Scan the listing below and copy every line holding "Price".

--- BEGIN Task data ---

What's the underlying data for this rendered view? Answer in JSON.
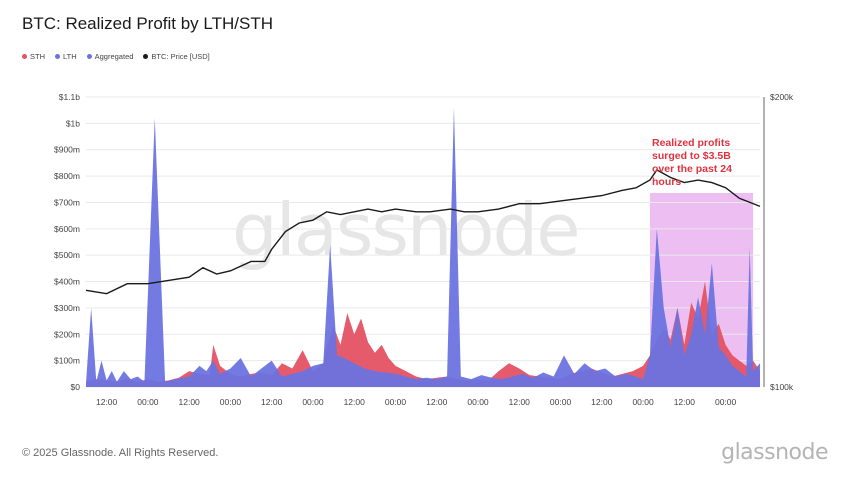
{
  "title": "BTC: Realized Profit by LTH/STH",
  "legend": [
    {
      "label": "STH",
      "color": "#e45264"
    },
    {
      "label": "LTH",
      "color": "#6b73e0"
    },
    {
      "label": "Aggregated",
      "color": "#6b73e0"
    },
    {
      "label": "BTC: Price [USD]",
      "color": "#1a1a1a"
    }
  ],
  "annotation": {
    "lines": [
      "Realized profits",
      "surged to $3.5B",
      "over the past 24",
      "hours"
    ],
    "color": "#e0333f"
  },
  "watermark": "glassnode",
  "footer": {
    "copyright": "© 2025 Glassnode. All Rights Reserved.",
    "logo": "glassnode"
  },
  "chart_data": {
    "type": "area",
    "y_left": {
      "ticks": [
        "$0",
        "$100m",
        "$200m",
        "$300m",
        "$400m",
        "$500m",
        "$600m",
        "$700m",
        "$800m",
        "$900m",
        "$1b",
        "$1.1b"
      ],
      "values": [
        0,
        100,
        200,
        300,
        400,
        500,
        600,
        700,
        800,
        900,
        1000,
        1100
      ],
      "unit": "$m",
      "ylim": [
        0,
        1100
      ]
    },
    "y_right": {
      "ticks": [
        "$100k",
        "$200k"
      ],
      "values": [
        100000,
        200000
      ],
      "log": true,
      "ylim": [
        100000,
        200000
      ]
    },
    "x_ticks": [
      "12:00",
      "00:00",
      "12:00",
      "00:00",
      "12:00",
      "00:00",
      "12:00",
      "00:00",
      "12:00",
      "00:00",
      "12:00",
      "00:00",
      "12:00",
      "00:00",
      "12:00",
      "00:00"
    ],
    "x_tick_positions_h": [
      6,
      18,
      30,
      42,
      54,
      66,
      78,
      90,
      102,
      114,
      126,
      138,
      150,
      162,
      174,
      186
    ],
    "x_range_h": [
      0,
      196
    ],
    "highlight_h": [
      164,
      194
    ],
    "highlight_color": "#dd88e6",
    "grid": true,
    "series": [
      {
        "name": "STH",
        "color": "#e45264",
        "points": [
          [
            0,
            20
          ],
          [
            3,
            30
          ],
          [
            6,
            25
          ],
          [
            9,
            22
          ],
          [
            12,
            30
          ],
          [
            15,
            20
          ],
          [
            18,
            30
          ],
          [
            21,
            20
          ],
          [
            24,
            25
          ],
          [
            27,
            35
          ],
          [
            30,
            60
          ],
          [
            33,
            50
          ],
          [
            36,
            45
          ],
          [
            37,
            160
          ],
          [
            39,
            80
          ],
          [
            42,
            50
          ],
          [
            45,
            40
          ],
          [
            48,
            50
          ],
          [
            51,
            55
          ],
          [
            54,
            45
          ],
          [
            57,
            90
          ],
          [
            60,
            70
          ],
          [
            63,
            140
          ],
          [
            66,
            60
          ],
          [
            69,
            90
          ],
          [
            70,
            150
          ],
          [
            72,
            230
          ],
          [
            74,
            160
          ],
          [
            76,
            280
          ],
          [
            78,
            200
          ],
          [
            80,
            260
          ],
          [
            82,
            170
          ],
          [
            84,
            130
          ],
          [
            86,
            160
          ],
          [
            88,
            110
          ],
          [
            90,
            80
          ],
          [
            93,
            60
          ],
          [
            96,
            40
          ],
          [
            99,
            30
          ],
          [
            102,
            35
          ],
          [
            105,
            40
          ],
          [
            108,
            30
          ],
          [
            111,
            25
          ],
          [
            114,
            30
          ],
          [
            117,
            25
          ],
          [
            120,
            60
          ],
          [
            123,
            90
          ],
          [
            126,
            70
          ],
          [
            129,
            45
          ],
          [
            132,
            40
          ],
          [
            135,
            35
          ],
          [
            138,
            30
          ],
          [
            141,
            50
          ],
          [
            144,
            60
          ],
          [
            147,
            70
          ],
          [
            150,
            55
          ],
          [
            153,
            40
          ],
          [
            156,
            50
          ],
          [
            159,
            60
          ],
          [
            162,
            80
          ],
          [
            164,
            120
          ],
          [
            166,
            180
          ],
          [
            168,
            220
          ],
          [
            170,
            180
          ],
          [
            172,
            300
          ],
          [
            174,
            160
          ],
          [
            176,
            320
          ],
          [
            178,
            260
          ],
          [
            180,
            400
          ],
          [
            182,
            200
          ],
          [
            184,
            240
          ],
          [
            186,
            160
          ],
          [
            188,
            120
          ],
          [
            190,
            100
          ],
          [
            192,
            80
          ],
          [
            194,
            100
          ],
          [
            196,
            60
          ]
        ]
      },
      {
        "name": "LTH",
        "color": "#6b73e0",
        "points": [
          [
            0,
            15
          ],
          [
            1.5,
            300
          ],
          [
            3,
            20
          ],
          [
            4.5,
            100
          ],
          [
            6,
            25
          ],
          [
            7.5,
            60
          ],
          [
            9,
            20
          ],
          [
            11,
            60
          ],
          [
            13,
            30
          ],
          [
            15,
            40
          ],
          [
            17,
            20
          ],
          [
            20,
            1020
          ],
          [
            23,
            20
          ],
          [
            26,
            30
          ],
          [
            30,
            40
          ],
          [
            33,
            80
          ],
          [
            35,
            60
          ],
          [
            37,
            100
          ],
          [
            39,
            50
          ],
          [
            42,
            70
          ],
          [
            45,
            110
          ],
          [
            48,
            40
          ],
          [
            51,
            70
          ],
          [
            54,
            100
          ],
          [
            57,
            40
          ],
          [
            60,
            50
          ],
          [
            63,
            60
          ],
          [
            66,
            80
          ],
          [
            69,
            90
          ],
          [
            71,
            540
          ],
          [
            73,
            120
          ],
          [
            75,
            110
          ],
          [
            78,
            90
          ],
          [
            81,
            70
          ],
          [
            84,
            60
          ],
          [
            87,
            55
          ],
          [
            90,
            50
          ],
          [
            93,
            40
          ],
          [
            96,
            30
          ],
          [
            99,
            35
          ],
          [
            102,
            30
          ],
          [
            105,
            40
          ],
          [
            107,
            1060
          ],
          [
            109,
            40
          ],
          [
            112,
            30
          ],
          [
            115,
            45
          ],
          [
            118,
            35
          ],
          [
            121,
            30
          ],
          [
            124,
            40
          ],
          [
            127,
            50
          ],
          [
            130,
            35
          ],
          [
            133,
            55
          ],
          [
            136,
            40
          ],
          [
            139,
            120
          ],
          [
            142,
            50
          ],
          [
            145,
            90
          ],
          [
            148,
            60
          ],
          [
            151,
            70
          ],
          [
            154,
            40
          ],
          [
            157,
            50
          ],
          [
            160,
            40
          ],
          [
            162,
            30
          ],
          [
            164,
            120
          ],
          [
            166,
            600
          ],
          [
            168,
            300
          ],
          [
            170,
            150
          ],
          [
            172,
            300
          ],
          [
            174,
            120
          ],
          [
            176,
            200
          ],
          [
            178,
            340
          ],
          [
            180,
            200
          ],
          [
            182,
            470
          ],
          [
            184,
            150
          ],
          [
            186,
            120
          ],
          [
            188,
            80
          ],
          [
            190,
            60
          ],
          [
            192,
            40
          ],
          [
            193,
            530
          ],
          [
            194,
            60
          ],
          [
            196,
            90
          ]
        ]
      },
      {
        "name": "BTC: Price [USD]",
        "color": "#1a1a1a",
        "points": [
          [
            0,
            126000
          ],
          [
            6,
            125000
          ],
          [
            12,
            128000
          ],
          [
            18,
            128000
          ],
          [
            24,
            129000
          ],
          [
            30,
            130000
          ],
          [
            34,
            133000
          ],
          [
            38,
            131000
          ],
          [
            42,
            132000
          ],
          [
            48,
            135000
          ],
          [
            52,
            135000
          ],
          [
            54,
            139000
          ],
          [
            58,
            145000
          ],
          [
            62,
            148000
          ],
          [
            66,
            149000
          ],
          [
            70,
            152000
          ],
          [
            74,
            151000
          ],
          [
            78,
            152000
          ],
          [
            82,
            153000
          ],
          [
            86,
            152000
          ],
          [
            90,
            153000
          ],
          [
            96,
            152000
          ],
          [
            100,
            152000
          ],
          [
            106,
            153000
          ],
          [
            110,
            152000
          ],
          [
            114,
            152000
          ],
          [
            120,
            153000
          ],
          [
            126,
            155000
          ],
          [
            132,
            155000
          ],
          [
            138,
            156000
          ],
          [
            144,
            157000
          ],
          [
            150,
            158000
          ],
          [
            156,
            160000
          ],
          [
            160,
            161000
          ],
          [
            164,
            164000
          ],
          [
            166,
            168000
          ],
          [
            170,
            165000
          ],
          [
            174,
            163000
          ],
          [
            178,
            164000
          ],
          [
            182,
            163000
          ],
          [
            186,
            161000
          ],
          [
            190,
            157000
          ],
          [
            194,
            155000
          ],
          [
            196,
            154000
          ]
        ]
      }
    ]
  }
}
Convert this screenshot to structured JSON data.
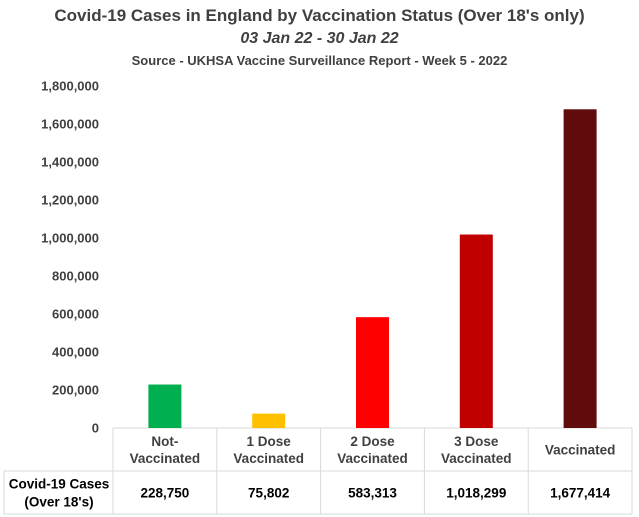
{
  "chart_data": {
    "type": "bar",
    "title": "Covid-19 Cases in England by Vaccination Status (Over 18's only)",
    "subtitle": "03 Jan 22 - 30 Jan 22",
    "source": "Source - UKHSA Vaccine Surveillance Report - Week 5 - 2022",
    "categories": [
      [
        "Not-",
        "Vaccinated"
      ],
      [
        "1 Dose",
        "Vaccinated"
      ],
      [
        "2 Dose",
        "Vaccinated"
      ],
      [
        "3 Dose",
        "Vaccinated"
      ],
      [
        "Vaccinated"
      ]
    ],
    "series": [
      {
        "name": "Covid-19 Cases (Over 18's)",
        "name_lines": [
          "Covid-19 Cases",
          "(Over 18's)"
        ],
        "values": [
          228750,
          75802,
          583313,
          1018299,
          1677414
        ],
        "value_labels": [
          "228,750",
          "75,802",
          "583,313",
          "1,018,299",
          "1,677,414"
        ],
        "colors": [
          "#00b050",
          "#ffc000",
          "#ff0000",
          "#c00000",
          "#600c0c"
        ]
      }
    ],
    "ylim": [
      0,
      1800000
    ],
    "yticks": [
      0,
      200000,
      400000,
      600000,
      800000,
      1000000,
      1200000,
      1400000,
      1600000,
      1800000
    ],
    "ytick_labels": [
      "0",
      "200,000",
      "400,000",
      "600,000",
      "800,000",
      "1,000,000",
      "1,200,000",
      "1,400,000",
      "1,600,000",
      "1,800,000"
    ],
    "xlabel": "",
    "ylabel": "",
    "grid": false,
    "legend": "data-table"
  }
}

--- END Task data ---

§ Reply
      "label": "BTC: Price [USD]",
        "name": "BTC: Price [USD]",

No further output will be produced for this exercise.